What to do:
Reproduce the following article on the Grizzly Jig Company and its small jigs in full, word for word.
─── Source excerpt
Editor’s Note: In mid-October, I attended the Tiptonville, Tennessee, Fins and Feathers Expo at Blue Bank Resort (www.bluebankresort.com, 877-258-3226) on Reelfoot Lake. While there, I learned that hand-carved decoys and duck calls could be solid investments, that 1/80-ounce jigs were being made, and that good stringers of big catfish could be caught from September until Christmas Day. In the next couple of weeks, I’ll be sharing what I’ve learned at the Expo, but I’ll let the people I met there tell you more about why they do what they do through videos. Wade Mansfield is one of the owners of the Grizzly Jig Company (http://grizzlyjig.com) in Caruthersville, Missouri.
Our company started making jigs in 1984. We fished Reelfoot Lake quite a bit for crappie and bluegills, and we caught numbers of fish using these jigs. We just continued to build those jigs and sell them and watched the company grow. In the early days of bream and crappie jigs, most fishermen were using fairly-big jigs – 1/8-, 1/4- or 1/16-ounce in size. But today our company makes and sells numbers of 1/80-ounce jigs with duck feathers. We began making these jigs to catch bluegills on Reelfoot Lake, and we realized that we were catching just as many crappie as bluegills, fishing these very-small jigs. So, we started expanding the colors we produced in these tiny jigs, fishing with 2-4-pound-test line.
I’m often asked how we cast 1/80-ounce jigs. I explain that we don’t cast them. We just put them on the ends of fly rods or crappie poles and drop them in close to structure and cover. We fish around the cypress trees, lily pads and the grass, especially plentiful at Reelfoot, generally with 9-foot poles. One of our best-selling jigs is called Norman’s Rainbow and the second-best seller is a Grizzly Brown that looks similar to a cricket and is made from a wood duck feather. We produce other jigs all the way up to 1/4-ounce jigs. We do use some heavier lead heads to catch crappie too. Although we started out selling our jigs here at Reelfoot, we now sell our jigs in all 50 states, and our 1/80-ounce jig is still our best seller.
──────
─── Entries supplied
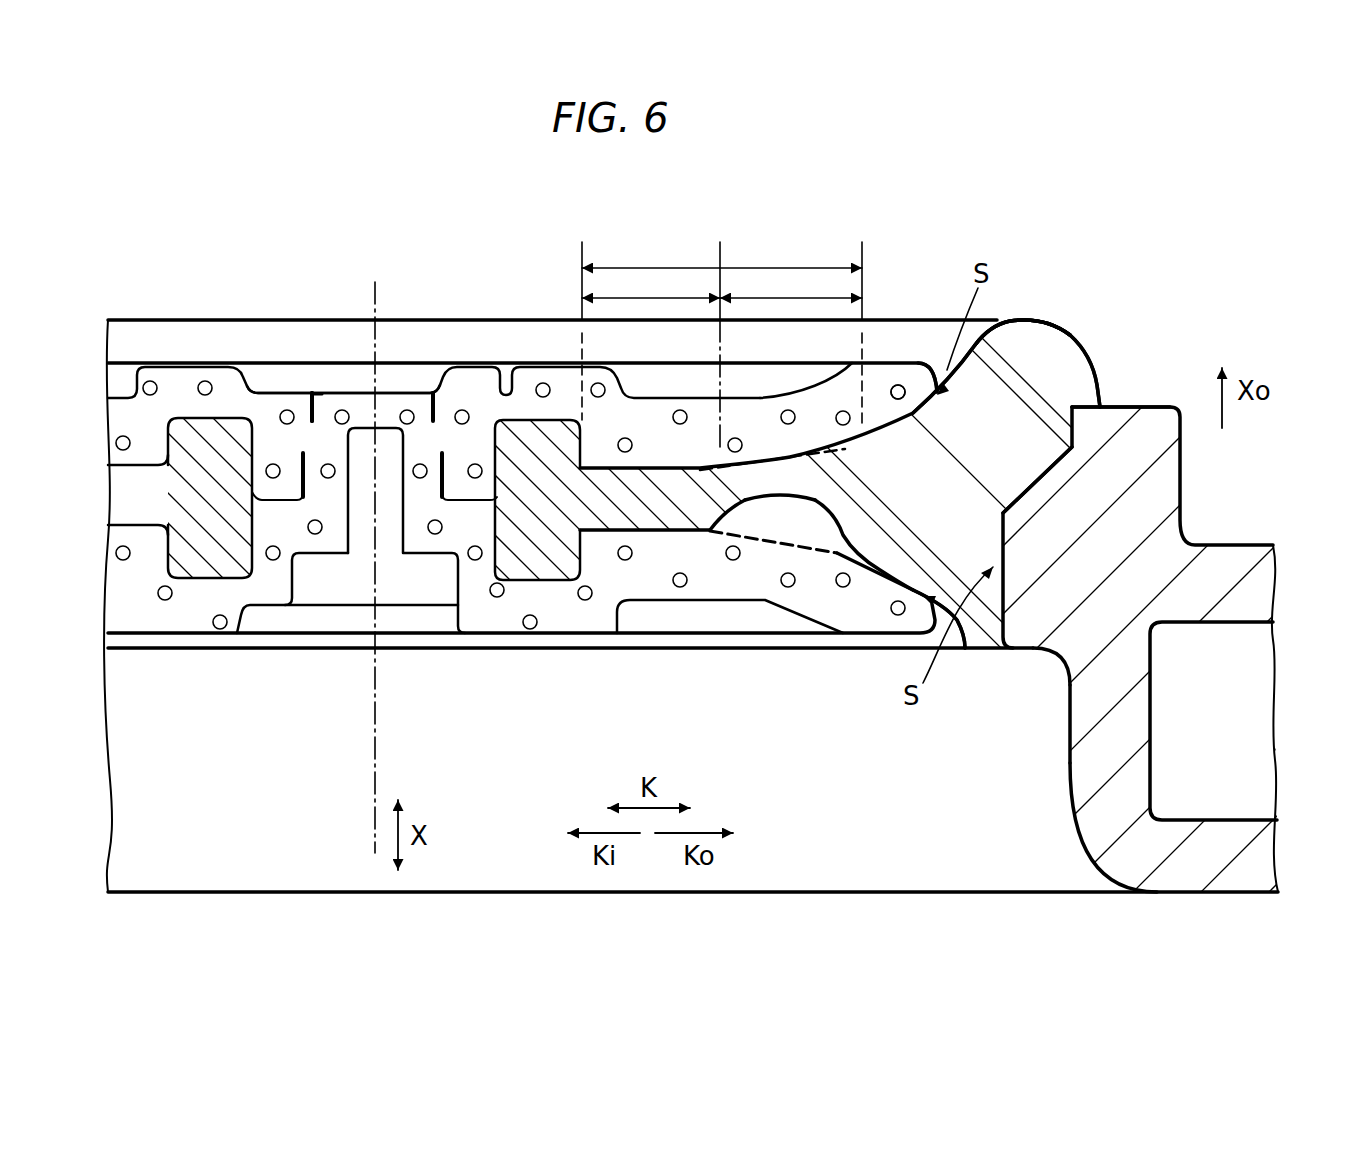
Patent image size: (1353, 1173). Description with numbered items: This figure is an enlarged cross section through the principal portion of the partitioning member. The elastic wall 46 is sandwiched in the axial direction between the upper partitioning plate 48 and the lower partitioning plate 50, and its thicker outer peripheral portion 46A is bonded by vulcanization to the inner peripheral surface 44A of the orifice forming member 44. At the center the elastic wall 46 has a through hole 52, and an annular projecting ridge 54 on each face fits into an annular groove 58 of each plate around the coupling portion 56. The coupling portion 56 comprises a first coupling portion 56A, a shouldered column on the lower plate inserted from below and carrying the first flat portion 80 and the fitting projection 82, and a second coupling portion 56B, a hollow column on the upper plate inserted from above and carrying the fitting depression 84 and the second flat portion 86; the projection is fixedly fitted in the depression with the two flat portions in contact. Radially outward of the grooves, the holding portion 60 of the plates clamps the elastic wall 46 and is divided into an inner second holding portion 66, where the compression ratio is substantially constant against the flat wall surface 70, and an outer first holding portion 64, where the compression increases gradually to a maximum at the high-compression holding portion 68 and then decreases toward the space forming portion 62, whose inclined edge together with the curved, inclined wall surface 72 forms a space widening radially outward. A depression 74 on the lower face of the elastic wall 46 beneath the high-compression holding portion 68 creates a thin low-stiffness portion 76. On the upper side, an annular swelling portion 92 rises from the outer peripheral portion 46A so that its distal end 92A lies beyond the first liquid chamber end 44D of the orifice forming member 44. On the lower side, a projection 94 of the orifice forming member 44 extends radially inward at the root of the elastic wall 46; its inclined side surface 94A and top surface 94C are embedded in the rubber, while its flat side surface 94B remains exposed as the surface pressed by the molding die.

The orifice forming member 44 is at (1133, 708).
The inner peripheral surface 44A is at (1067, 770).
The first liquid chamber end 44D is at (1157, 405).
The elastic wall 46 is at (628, 520).
The outer peripheral portion 46A is at (1007, 423).
The partitioning plate 48 is at (543, 375).
The partitioning plate 50 is at (553, 625).
The through hole 52 is at (262, 560).
The projecting ridge 54 is at (190, 430).
The coupling portion 56 is at (372, 407).
The first coupling portion 56A is at (397, 410).
The second coupling portion 56B is at (267, 420).
The annular groove 58 is at (207, 577).
The holding portion 60 is at (725, 268).
The space forming portion 62 is at (893, 370).
The first holding portion 64 is at (798, 297).
The second holding portion 66 is at (647, 297).
The high-compression holding portion 68 is at (783, 473).
The wall surface 70 is at (660, 535).
The wall surface 72 is at (827, 555).
The depression 74 is at (790, 520).
The low-stiffness portion 76 is at (747, 490).
The first flat portion 80 is at (283, 497).
The fitting projection 82 is at (327, 413).
The fitting depression 84 is at (325, 597).
The second flat portion 86 is at (462, 502).
The swelling portion 92 is at (1043, 347).
The distal end 92A is at (1040, 312).
The projection 94 is at (1004, 657).
The side surface 94A is at (1035, 470).
The side surface 94B is at (1026, 663).
The top surface 94C is at (965, 655).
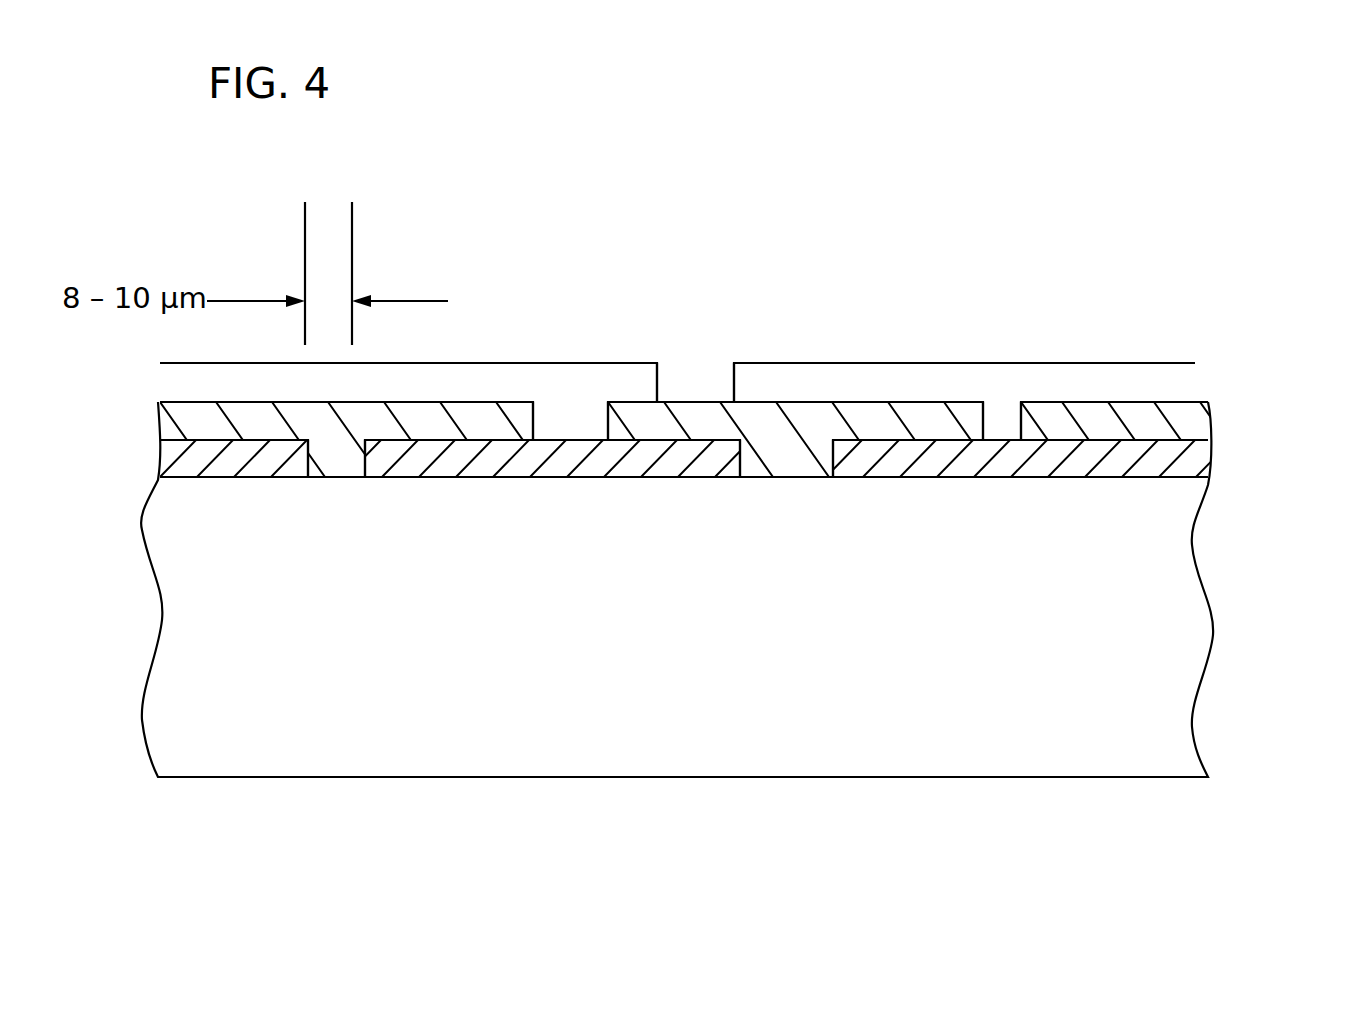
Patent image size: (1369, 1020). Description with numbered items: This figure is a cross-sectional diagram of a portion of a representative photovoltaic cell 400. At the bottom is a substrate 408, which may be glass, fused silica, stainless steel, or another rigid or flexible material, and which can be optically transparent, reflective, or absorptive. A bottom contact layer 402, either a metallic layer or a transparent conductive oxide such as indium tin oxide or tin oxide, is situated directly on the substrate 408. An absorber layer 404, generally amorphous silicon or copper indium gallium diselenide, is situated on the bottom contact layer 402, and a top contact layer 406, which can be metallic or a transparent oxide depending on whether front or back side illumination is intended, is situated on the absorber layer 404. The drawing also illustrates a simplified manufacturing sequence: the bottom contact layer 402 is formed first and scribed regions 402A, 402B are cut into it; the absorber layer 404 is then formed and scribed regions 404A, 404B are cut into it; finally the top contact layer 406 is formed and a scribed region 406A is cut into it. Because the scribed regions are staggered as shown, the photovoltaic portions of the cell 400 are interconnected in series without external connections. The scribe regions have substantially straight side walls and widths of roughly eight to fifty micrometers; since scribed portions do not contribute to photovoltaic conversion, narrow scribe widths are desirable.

The photovoltaic cell 400 is at (982, 147).
The bottom contact layer 402 is at (1218, 470).
The scribed region 402A is at (340, 487).
The scribed region 402B is at (795, 487).
The absorber layer 404 is at (1218, 422).
The scribed region 404A is at (572, 410).
The scribed region 404B is at (1000, 417).
The top contact layer 406 is at (1178, 388).
The scribed region 406A is at (683, 390).
The substrate 408 is at (1150, 537).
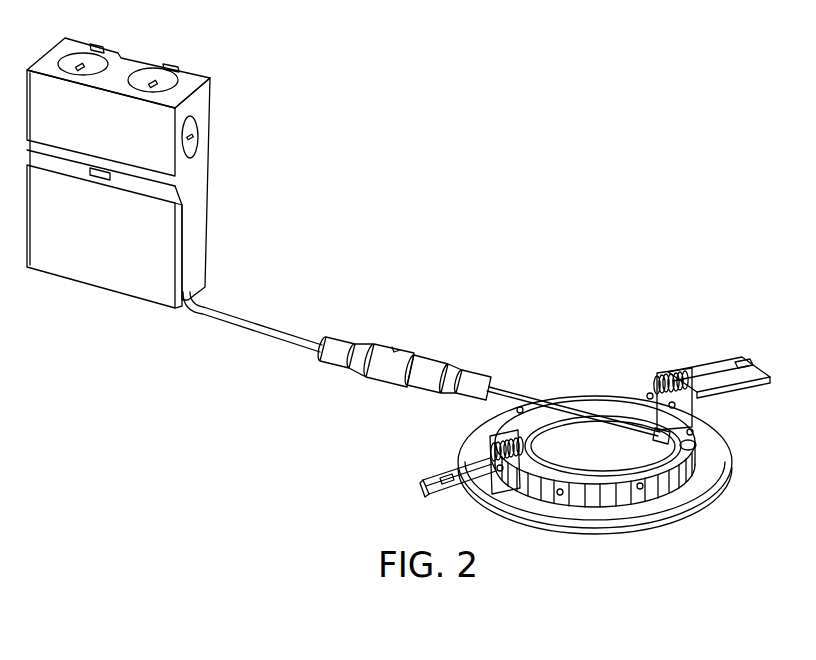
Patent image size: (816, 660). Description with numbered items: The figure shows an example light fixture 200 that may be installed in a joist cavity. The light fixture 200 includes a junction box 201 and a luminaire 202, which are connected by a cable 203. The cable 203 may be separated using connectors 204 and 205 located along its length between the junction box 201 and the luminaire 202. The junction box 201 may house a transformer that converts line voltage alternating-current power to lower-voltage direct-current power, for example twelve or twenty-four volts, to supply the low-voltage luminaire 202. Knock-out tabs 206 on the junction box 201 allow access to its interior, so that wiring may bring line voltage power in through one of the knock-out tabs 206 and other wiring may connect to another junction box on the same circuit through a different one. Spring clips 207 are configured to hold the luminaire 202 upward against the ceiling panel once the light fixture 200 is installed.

The light fixture 200 is at (456, 163).
The junction box 201 is at (204, 218).
The luminaire 202 is at (590, 398).
The cable 203 is at (272, 325).
The connector 204 is at (390, 352).
The connector 205 is at (441, 370).
The knock-out tabs 206 is at (148, 72).
The spring clips 207 is at (423, 481).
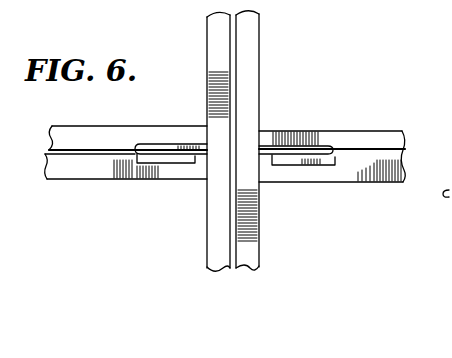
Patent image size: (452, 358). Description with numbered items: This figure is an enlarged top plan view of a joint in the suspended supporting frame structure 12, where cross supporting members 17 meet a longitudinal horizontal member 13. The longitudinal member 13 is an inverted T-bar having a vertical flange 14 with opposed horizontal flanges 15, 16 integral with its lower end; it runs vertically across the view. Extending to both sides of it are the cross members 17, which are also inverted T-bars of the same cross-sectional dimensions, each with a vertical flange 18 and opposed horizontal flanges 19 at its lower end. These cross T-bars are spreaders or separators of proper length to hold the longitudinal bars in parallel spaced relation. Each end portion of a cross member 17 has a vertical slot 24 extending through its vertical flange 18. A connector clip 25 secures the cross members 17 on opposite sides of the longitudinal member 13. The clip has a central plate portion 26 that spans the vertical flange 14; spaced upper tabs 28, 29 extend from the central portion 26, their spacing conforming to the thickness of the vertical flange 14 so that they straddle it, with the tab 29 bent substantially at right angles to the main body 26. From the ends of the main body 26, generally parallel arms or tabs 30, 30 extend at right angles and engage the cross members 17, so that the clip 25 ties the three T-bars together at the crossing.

The supporting frame structure 12 is at (264, 103).
The longitudinal horizontal member 13 is at (201, 252).
The vertical flange 14 is at (238, 29).
The horizontal flange 15 is at (207, 41).
The horizontal flange 16 is at (246, 52).
The cross supporting member 17 is at (100, 184).
The vertical flange 18 is at (376, 160).
The horizontal flange 19 is at (360, 130).
The vertical slot 24 is at (140, 156).
The connector clip 25 is at (189, 140).
The central plate portion 26 is at (168, 144).
The upper tab 28 is at (220, 151).
The upper tab 29 is at (239, 146).
The arm 30 is at (177, 164).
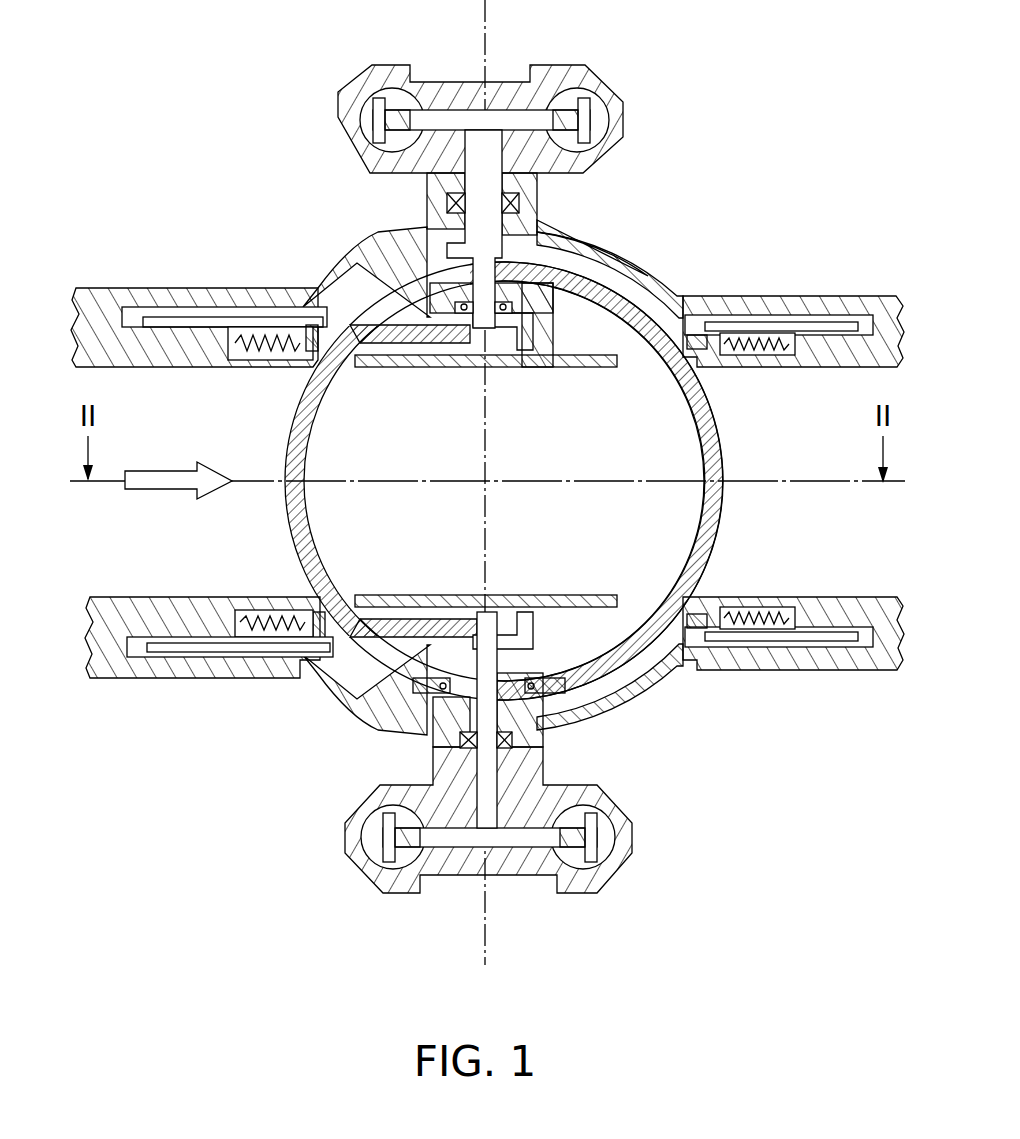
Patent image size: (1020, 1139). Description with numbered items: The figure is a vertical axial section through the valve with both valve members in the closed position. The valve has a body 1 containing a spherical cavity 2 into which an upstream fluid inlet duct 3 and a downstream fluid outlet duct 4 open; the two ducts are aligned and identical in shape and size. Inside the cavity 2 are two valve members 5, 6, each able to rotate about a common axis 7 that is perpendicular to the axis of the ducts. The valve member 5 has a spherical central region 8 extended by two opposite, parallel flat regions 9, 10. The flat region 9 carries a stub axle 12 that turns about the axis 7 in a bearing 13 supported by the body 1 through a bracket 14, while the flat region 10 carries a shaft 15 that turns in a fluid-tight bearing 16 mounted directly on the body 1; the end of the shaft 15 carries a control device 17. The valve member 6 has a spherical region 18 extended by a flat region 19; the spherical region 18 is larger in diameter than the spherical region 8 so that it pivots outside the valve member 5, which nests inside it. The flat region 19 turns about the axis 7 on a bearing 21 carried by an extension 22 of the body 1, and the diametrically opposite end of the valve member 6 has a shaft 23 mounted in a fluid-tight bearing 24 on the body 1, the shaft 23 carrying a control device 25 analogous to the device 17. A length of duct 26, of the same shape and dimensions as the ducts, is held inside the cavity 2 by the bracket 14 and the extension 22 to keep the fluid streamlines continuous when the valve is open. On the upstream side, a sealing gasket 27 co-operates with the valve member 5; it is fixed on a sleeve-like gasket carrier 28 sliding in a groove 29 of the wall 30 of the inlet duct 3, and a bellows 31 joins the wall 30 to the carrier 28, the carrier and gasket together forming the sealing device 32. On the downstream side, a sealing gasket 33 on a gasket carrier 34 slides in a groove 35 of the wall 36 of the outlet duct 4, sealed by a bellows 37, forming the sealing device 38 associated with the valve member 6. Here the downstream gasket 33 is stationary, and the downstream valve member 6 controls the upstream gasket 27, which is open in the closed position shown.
──────
Solution:
Editor’s Note: In mid-October, I attended the Tiptonville, Tennessee, Fins and Feathers Expo at Blue Bank Resort (www.bluebankresort.com, 877-258-3226) on Reelfoot Lake. While there, I learned that hand-carved decoys and duck calls could be solid investments, that 1/80-ounce jigs were being made, and that good stringers of big catfish could be caught from September until Christmas Day. In the next couple of weeks, I’ll be sharing what I’ve learned at the Expo, but I’ll let the people I met there tell you more about why they do what they do through videos. Wade Mansfield is one of the owners of the Grizzly Jig Company (http://grizzlyjig.com) in Caruthersville, Missouri.
Our company started making jigs in 1984. We fished Reelfoot Lake quite a bit for crappie and bluegills, and we caught numbers of fish using these jigs. We just continued to build those jigs and sell them and watched the company grow. In the early days of bream and crappie jigs, most fishermen were using fairly-big jigs – 1/8-, 1/4- or 1/16-ounce in size. But today our company makes and sells numbers of 1/80-ounce jigs with duck feathers. We began making these jigs to catch bluegills on Reelfoot Lake, and we realized that we were catching just as many crappie as bluegills, fishing these very-small jigs. So, we started expanding the colors we produced in these tiny jigs, fishing with 2-4-pound-test line.
I’m often asked how we cast 1/80-ounce jigs. I explain that we don’t cast them. We just put them on the ends of fly rods or crappie poles and drop them in close to structure and cover. We fish around the cypress trees, lily pads and the grass, especially plentiful at Reelfoot, generally with 9-foot poles. One of our best-selling jigs is called Norman’s Rainbow and the second-best seller is a Grizzly Brown that looks similar to a cricket and is made from a wood duck feather. We produce other jigs all the way up to 1/4-ounce jigs. We do use some heavier lead heads to catch crappie too. Although we started out selling our jigs here at Reelfoot, we now sell our jigs in all 50 states, and our 1/80-ounce jig is still our best seller.